**Goal**
Reproduce the data from its beginning through the line containing "preview-banner: ПОПЕРЕДНІЙ ПЕРЕГЛЯД", substituting "number-circle" for every occurrence of "value-circle" and leaving everything else unchanged.

-------

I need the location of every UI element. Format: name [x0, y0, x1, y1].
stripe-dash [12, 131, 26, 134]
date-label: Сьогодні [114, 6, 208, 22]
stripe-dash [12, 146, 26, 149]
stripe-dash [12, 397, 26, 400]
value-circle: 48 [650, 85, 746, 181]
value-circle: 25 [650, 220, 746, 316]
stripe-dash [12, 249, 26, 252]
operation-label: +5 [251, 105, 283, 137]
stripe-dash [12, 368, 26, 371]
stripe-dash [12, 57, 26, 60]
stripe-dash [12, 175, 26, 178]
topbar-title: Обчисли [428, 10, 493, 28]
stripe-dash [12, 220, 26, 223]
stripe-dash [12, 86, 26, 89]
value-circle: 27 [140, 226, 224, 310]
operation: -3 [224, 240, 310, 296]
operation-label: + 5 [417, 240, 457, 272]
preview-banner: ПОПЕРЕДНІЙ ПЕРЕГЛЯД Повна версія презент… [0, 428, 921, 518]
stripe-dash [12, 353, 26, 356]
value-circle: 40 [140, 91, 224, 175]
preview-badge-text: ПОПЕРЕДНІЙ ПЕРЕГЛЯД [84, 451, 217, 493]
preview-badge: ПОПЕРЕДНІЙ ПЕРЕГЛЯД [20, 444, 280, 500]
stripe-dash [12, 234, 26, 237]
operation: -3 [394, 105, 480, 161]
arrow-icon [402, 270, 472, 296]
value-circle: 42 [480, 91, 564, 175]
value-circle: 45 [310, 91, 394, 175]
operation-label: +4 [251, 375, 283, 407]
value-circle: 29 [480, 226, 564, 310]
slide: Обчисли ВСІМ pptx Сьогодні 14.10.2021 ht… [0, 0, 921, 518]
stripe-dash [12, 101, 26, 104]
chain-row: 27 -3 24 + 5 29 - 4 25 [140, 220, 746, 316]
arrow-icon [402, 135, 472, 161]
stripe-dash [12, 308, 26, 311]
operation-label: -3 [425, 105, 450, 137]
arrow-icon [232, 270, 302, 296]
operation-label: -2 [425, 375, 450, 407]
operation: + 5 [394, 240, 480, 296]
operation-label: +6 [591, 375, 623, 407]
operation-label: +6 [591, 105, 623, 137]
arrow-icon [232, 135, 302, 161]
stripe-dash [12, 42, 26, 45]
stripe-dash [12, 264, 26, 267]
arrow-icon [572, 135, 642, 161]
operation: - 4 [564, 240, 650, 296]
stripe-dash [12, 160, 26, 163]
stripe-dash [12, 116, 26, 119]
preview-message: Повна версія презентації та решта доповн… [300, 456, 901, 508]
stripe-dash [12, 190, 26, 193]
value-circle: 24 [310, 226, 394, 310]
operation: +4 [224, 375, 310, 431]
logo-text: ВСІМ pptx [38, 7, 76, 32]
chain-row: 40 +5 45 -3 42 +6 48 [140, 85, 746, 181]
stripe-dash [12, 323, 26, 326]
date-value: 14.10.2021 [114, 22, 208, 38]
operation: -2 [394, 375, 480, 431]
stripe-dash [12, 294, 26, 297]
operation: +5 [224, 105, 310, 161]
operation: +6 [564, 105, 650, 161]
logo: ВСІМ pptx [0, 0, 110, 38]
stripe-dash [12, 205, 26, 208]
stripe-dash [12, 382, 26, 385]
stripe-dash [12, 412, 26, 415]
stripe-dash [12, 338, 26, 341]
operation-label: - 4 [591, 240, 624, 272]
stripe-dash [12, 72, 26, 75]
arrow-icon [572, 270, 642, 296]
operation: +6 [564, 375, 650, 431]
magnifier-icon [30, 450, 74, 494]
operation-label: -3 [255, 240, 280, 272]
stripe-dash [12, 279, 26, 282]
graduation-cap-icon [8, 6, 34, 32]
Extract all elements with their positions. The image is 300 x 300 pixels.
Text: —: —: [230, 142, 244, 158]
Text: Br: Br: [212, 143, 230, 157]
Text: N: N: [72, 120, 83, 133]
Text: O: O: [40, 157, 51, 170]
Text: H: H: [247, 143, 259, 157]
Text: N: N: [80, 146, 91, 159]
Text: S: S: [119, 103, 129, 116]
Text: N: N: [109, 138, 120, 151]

-------

**Task solution**
I need the location of every UI element. Format: name [x0, y0, x1, y1].
stripe-dash [12, 131, 26, 134]
date-label: Сьогодні [114, 6, 208, 22]
stripe-dash [12, 146, 26, 149]
stripe-dash [12, 397, 26, 400]
number-circle: 48 [650, 85, 746, 181]
number-circle: 25 [650, 220, 746, 316]
stripe-dash [12, 249, 26, 252]
operation-label: +5 [251, 105, 283, 137]
stripe-dash [12, 368, 26, 371]
stripe-dash [12, 57, 26, 60]
stripe-dash [12, 175, 26, 178]
topbar-title: Обчисли [428, 10, 493, 28]
stripe-dash [12, 220, 26, 223]
stripe-dash [12, 86, 26, 89]
number-circle: 27 [140, 226, 224, 310]
operation: -3 [224, 240, 310, 296]
operation-label: + 5 [417, 240, 457, 272]
preview-banner: ПОПЕРЕДНІЙ ПЕРЕГЛЯД Повна версія презент… [0, 428, 921, 518]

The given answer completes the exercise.